■ **WHAT TO PRODUCE**: Give every entry again, word for word.

■ **DATA**:
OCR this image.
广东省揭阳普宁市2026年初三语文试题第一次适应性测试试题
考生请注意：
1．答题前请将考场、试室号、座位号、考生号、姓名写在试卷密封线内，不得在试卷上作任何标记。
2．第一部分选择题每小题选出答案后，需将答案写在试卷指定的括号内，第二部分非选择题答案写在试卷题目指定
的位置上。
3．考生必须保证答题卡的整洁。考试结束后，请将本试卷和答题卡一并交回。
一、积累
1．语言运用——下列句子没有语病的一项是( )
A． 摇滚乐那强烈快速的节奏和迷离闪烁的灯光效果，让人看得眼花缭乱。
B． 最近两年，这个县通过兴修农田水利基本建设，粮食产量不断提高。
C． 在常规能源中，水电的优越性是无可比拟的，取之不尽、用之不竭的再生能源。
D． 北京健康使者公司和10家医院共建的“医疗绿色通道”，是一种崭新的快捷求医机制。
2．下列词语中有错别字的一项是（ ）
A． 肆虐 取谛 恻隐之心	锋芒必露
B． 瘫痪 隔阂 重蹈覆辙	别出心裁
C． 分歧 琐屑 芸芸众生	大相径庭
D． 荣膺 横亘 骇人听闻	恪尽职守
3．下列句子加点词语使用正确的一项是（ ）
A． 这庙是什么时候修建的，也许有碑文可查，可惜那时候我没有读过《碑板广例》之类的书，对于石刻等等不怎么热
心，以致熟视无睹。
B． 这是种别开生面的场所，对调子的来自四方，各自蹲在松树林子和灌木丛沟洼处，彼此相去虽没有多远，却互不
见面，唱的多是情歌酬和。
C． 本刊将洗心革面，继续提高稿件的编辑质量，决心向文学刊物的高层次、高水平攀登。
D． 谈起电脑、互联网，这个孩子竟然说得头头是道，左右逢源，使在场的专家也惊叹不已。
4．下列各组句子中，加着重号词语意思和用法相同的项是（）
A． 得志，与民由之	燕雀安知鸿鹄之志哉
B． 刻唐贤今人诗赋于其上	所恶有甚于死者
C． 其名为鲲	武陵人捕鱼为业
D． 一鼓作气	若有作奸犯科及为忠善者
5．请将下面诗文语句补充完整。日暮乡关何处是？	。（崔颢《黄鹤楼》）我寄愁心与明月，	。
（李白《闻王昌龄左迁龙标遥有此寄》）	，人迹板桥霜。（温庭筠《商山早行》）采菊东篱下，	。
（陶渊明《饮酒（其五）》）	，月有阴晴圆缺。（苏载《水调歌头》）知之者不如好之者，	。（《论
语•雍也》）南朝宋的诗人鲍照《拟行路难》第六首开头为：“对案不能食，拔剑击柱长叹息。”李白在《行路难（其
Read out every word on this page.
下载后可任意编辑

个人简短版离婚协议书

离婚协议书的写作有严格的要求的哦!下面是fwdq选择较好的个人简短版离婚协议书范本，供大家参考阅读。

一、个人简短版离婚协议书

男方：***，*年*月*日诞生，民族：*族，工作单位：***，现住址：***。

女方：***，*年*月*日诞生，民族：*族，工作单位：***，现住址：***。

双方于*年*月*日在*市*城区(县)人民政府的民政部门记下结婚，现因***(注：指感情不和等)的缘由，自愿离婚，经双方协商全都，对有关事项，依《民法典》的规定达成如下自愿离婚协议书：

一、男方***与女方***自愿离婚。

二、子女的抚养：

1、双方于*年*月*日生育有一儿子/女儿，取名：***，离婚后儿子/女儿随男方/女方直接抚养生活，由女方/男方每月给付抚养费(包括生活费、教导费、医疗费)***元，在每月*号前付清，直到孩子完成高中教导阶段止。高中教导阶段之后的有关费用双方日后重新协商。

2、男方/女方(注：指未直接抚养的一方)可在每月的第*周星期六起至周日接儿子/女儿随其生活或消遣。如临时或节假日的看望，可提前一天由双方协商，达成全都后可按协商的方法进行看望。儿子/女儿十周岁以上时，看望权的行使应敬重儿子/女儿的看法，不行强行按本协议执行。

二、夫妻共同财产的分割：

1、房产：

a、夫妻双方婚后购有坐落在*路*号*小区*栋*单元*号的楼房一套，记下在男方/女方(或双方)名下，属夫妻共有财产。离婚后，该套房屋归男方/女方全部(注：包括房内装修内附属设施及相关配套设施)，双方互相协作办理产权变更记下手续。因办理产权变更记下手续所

■ **SOLVED PROBLEM**:
OCR this image.
广东省揭阳普宁市2026年初三语文试题第一次适应性测试试题
考生请注意：
1．答题前请将考场、试室号、座位号、考生号、姓名写在试卷密封线内，不得在试卷上作任何标记。
2．第一部分选择题每小题选出答案后，需将答案写在试卷指定的括号内，第二部分非选择题答案写在试卷题目指定
的位置上。
3．考生必须保证答题卡的整洁。考试结束后，请将本试卷和答题卡一并交回。
一、积累
1．语言运用——下列句子没有语病的一项是( )
A． 摇滚乐那强烈快速的节奏和迷离闪烁的灯光效果，让人看得眼花缭乱。
B． 最近两年，这个县通过兴修农田水利基本建设，粮食产量不断提高。
C． 在常规能源中，水电的优越性是无可比拟的，取之不尽、用之不竭的再生能源。
D． 北京健康使者公司和10家医院共建的“医疗绿色通道”，是一种崭新的快捷求医机制。
2．下列词语中有错别字的一项是（ ）
A． 肆虐 取谛 恻隐之心	锋芒必露
B． 瘫痪 隔阂 重蹈覆辙	别出心裁
C． 分歧 琐屑 芸芸众生	大相径庭
D． 荣膺 横亘 骇人听闻	恪尽职守
3．下列句子加点词语使用正确的一项是（ ）
A． 这庙是什么时候修建的，也许有碑文可查，可惜那时候我没有读过《碑板广例》之类的书，对于石刻等等不怎么热
心，以致熟视无睹。
B． 这是种别开生面的场所，对调子的来自四方，各自蹲在松树林子和灌木丛沟洼处，彼此相去虽没有多远，却互不
见面，唱的多是情歌酬和。
C． 本刊将洗心革面，继续提高稿件的编辑质量，决心向文学刊物的高层次、高水平攀登。
D． 谈起电脑、互联网，这个孩子竟然说得头头是道，左右逢源，使在场的专家也惊叹不已。
4．下列各组句子中，加着重号词语意思和用法相同的项是（）
A． 得志，与民由之	燕雀安知鸿鹄之志哉
B． 刻唐贤今人诗赋于其上	所恶有甚于死者
C． 其名为鲲	武陵人捕鱼为业
D． 一鼓作气	若有作奸犯科及为忠善者
5．请将下面诗文语句补充完整。日暮乡关何处是？	。（崔颢《黄鹤楼》）我寄愁心与明月，	。
（李白《闻王昌龄左迁龙标遥有此寄》）	，人迹板桥霜。（温庭筠《商山早行》）采菊东篱下，	。
（陶渊明《饮酒（其五）》）	，月有阴晴圆缺。（苏载《水调歌头》）知之者不如好之者，	。（《论
语•雍也》）南朝宋的诗人鲍照《拟行路难》第六首开头为：“对案不能食，拔剑击柱长叹息。”李白在《行路难（其
Read out every word on this page.
下载后可任意编辑

个人简短版离婚协议书

离婚协议书的写作有严格的要求的哦!下面是fwdq选择较好的个人简短版离婚协议书范本，供大家参考阅读。

一、个人简短版离婚协议书

男方：***，*年*月*日诞生，民族：*族，工作单位：***，现住址：***。

女方：***，*年*月*日诞生，民族：*族，工作单位：***，现住址：***。

双方于*年*月*日在*市*城区(县)人民政府的民政部门记下结婚，现因***(注：指感情不和等)的缘由，自愿离婚，经双方协商全都，对有关事项，依《民法典》的规定达成如下自愿离婚协议书：

一、男方***与女方***自愿离婚。

二、子女的抚养：

1、双方于*年*月*日生育有一儿子/女儿，取名：***，离婚后儿子/女儿随男方/女方直接抚养生活，由女方/男方每月给付抚养费(包括生活费、教导费、医疗费)***元，在每月*号前付清，直到孩子完成高中教导阶段止。高中教导阶段之后的有关费用双方日后重新协商。

2、男方/女方(注：指未直接抚养的一方)可在每月的第*周星期六起至周日接儿子/女儿随其生活或消遣。如临时或节假日的看望，可提前一天由双方协商，达成全都后可按协商的方法进行看望。儿子/女儿十周岁以上时，看望权的行使应敬重儿子/女儿的看法，不行强行按本协议执行。

二、夫妻共同财产的分割：

1、房产：

a、夫妻双方婚后购有坐落在*路*号*小区*栋*单元*号的楼房一套，记下在男方/女方(或双方)名下，属夫妻共有财产。离婚后，该套房屋归男方/女方全部(注：包括房内装修内附属设施及相关配套设施)，双方互相协作办理产权变更记下手续。因办理产权变更记下手续所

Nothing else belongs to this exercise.